Stored data:
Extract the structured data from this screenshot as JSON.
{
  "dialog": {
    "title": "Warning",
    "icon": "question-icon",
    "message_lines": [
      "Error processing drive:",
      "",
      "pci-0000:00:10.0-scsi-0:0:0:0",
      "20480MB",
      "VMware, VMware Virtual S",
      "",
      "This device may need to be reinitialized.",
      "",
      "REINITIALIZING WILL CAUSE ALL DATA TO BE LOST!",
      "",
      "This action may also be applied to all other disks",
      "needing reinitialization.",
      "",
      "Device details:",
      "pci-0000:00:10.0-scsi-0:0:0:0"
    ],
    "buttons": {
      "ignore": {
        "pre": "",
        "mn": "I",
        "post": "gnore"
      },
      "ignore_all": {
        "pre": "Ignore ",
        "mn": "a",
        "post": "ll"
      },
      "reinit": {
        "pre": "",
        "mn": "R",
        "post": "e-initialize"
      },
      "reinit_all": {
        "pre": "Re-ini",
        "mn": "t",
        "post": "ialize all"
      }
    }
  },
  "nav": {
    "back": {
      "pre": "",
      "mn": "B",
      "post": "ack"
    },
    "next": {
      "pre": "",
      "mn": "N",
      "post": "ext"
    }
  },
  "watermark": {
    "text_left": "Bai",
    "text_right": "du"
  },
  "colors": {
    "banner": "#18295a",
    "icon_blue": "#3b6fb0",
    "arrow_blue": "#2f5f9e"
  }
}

_GIVEN EXERCISE_: Write down the full listing again, exactly.

_COMPLETE RESPONSE_:
Extract the structured data from this screenshot as JSON.
{
  "dialog": {
    "title": "Warning",
    "icon": "question-icon",
    "message_lines": [
      "Error processing drive:",
      "",
      "pci-0000:00:10.0-scsi-0:0:0:0",
      "20480MB",
      "VMware, VMware Virtual S",
      "",
      "This device may need to be reinitialized.",
      "",
      "REINITIALIZING WILL CAUSE ALL DATA TO BE LOST!",
      "",
      "This action may also be applied to all other disks",
      "needing reinitialization.",
      "",
      "Device details:",
      "pci-0000:00:10.0-scsi-0:0:0:0"
    ],
    "buttons": {
      "ignore": {
        "pre": "",
        "mn": "I",
        "post": "gnore"
      },
      "ignore_all": {
        "pre": "Ignore ",
        "mn": "a",
        "post": "ll"
      },
      "reinit": {
        "pre": "",
        "mn": "R",
        "post": "e-initialize"
      },
      "reinit_all": {
        "pre": "Re-ini",
        "mn": "t",
        "post": "ialize all"
      }
    }
  },
  "nav": {
    "back": {
      "pre": "",
      "mn": "B",
      "post": "ack"
    },
    "next": {
      "pre": "",
      "mn": "N",
      "post": "ext"
    }
  },
  "watermark": {
    "text_left": "Bai",
    "text_right": "du"
  },
  "colors": {
    "banner": "#18295a",
    "icon_blue": "#3b6fb0",
    "arrow_blue": "#2f5f9e"
  }
}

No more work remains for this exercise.